Data section:
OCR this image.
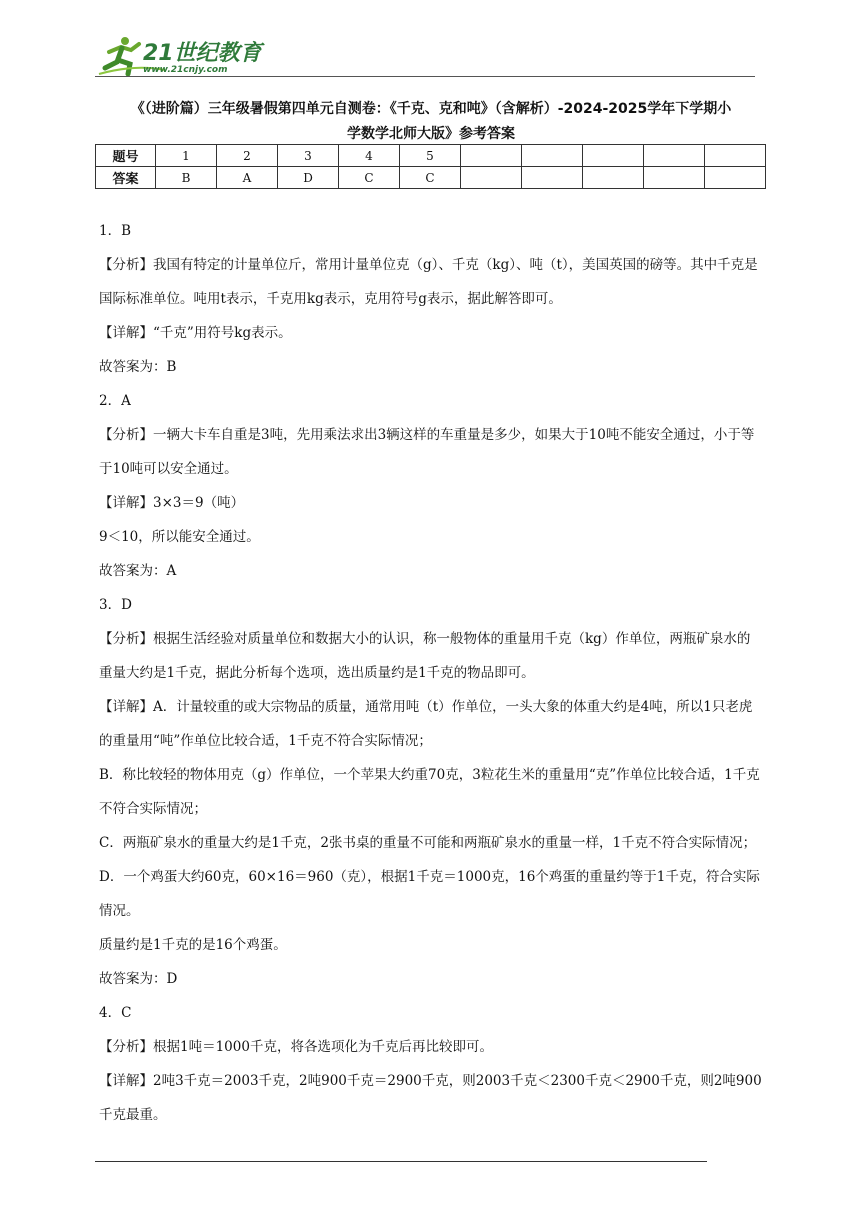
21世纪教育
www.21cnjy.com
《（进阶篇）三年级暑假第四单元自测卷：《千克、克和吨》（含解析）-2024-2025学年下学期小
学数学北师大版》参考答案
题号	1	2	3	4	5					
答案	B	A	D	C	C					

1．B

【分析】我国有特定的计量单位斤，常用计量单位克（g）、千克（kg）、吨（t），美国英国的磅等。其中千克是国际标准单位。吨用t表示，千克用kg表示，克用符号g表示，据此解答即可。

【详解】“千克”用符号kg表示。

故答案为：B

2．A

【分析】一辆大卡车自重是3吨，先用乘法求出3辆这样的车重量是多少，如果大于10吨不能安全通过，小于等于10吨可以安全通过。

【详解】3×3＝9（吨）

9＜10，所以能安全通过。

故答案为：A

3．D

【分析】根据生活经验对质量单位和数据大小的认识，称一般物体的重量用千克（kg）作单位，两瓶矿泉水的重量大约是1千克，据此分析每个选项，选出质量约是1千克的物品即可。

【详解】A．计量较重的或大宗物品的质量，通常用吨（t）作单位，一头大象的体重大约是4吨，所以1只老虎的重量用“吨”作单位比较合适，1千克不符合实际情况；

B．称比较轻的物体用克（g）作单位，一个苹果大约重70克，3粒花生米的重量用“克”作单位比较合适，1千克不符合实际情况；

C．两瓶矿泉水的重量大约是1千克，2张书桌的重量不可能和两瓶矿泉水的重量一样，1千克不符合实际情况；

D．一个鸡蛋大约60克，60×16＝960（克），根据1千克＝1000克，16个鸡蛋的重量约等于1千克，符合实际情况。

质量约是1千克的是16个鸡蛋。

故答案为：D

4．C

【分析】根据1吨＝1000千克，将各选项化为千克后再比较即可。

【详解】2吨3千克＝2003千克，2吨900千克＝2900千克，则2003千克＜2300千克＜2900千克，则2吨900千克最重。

Written task: Which lines hold the string "作单位比较合适"? List them all.

Result below:
【详解】A．计量较重的或大宗物品的质量，通常用吨（t）作单位，一头大象的体重大约是4吨，所以1只老虎的重量用“吨”作单位比较合适，1千克不符合实际情况；
B．称比较轻的物体用克（g）作单位，一个苹果大约重70克，3粒花生米的重量用“克”作单位比较合适，1千克不符合实际情况；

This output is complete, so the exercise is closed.